### GOAL
Using the data below, copy each line that includes the word "TSCĐ".

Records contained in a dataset
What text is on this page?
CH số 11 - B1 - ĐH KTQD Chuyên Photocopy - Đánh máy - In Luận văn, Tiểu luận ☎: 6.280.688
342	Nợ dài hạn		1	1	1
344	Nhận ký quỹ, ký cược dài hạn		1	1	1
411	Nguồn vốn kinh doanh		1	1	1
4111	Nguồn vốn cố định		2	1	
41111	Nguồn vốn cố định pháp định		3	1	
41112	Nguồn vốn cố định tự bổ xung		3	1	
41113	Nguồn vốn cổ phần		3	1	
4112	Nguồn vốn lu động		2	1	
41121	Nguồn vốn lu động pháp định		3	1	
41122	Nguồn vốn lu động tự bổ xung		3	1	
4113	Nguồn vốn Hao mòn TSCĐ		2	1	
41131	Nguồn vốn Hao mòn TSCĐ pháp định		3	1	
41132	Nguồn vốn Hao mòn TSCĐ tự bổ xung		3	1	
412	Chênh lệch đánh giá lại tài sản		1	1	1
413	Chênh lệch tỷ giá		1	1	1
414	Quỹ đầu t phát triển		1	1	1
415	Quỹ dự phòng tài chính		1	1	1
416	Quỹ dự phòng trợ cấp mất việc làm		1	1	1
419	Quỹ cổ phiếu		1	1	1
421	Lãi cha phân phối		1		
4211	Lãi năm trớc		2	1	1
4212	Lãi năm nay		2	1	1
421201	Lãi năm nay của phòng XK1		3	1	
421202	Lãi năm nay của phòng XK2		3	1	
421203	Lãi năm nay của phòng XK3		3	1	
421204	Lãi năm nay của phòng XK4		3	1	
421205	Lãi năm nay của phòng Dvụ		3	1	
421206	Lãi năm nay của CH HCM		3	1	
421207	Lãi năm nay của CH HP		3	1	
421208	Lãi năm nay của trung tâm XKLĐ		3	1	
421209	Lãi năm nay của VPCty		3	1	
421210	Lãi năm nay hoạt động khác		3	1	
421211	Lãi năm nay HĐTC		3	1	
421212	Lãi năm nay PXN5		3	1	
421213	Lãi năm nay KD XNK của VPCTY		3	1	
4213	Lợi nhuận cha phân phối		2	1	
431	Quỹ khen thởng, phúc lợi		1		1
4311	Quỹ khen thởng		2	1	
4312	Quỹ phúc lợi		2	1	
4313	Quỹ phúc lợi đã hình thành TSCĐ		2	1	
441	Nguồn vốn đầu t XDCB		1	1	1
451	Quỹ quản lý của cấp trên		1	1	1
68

### TASK ANSWER
4113	Nguồn vốn Hao mòn TSCĐ		2	1	
41131	Nguồn vốn Hao mòn TSCĐ pháp định		3	1	
41132	Nguồn vốn Hao mòn TSCĐ tự bổ xung		3	1	
4313	Quỹ phúc lợi đã hình thành TSCĐ		2	1	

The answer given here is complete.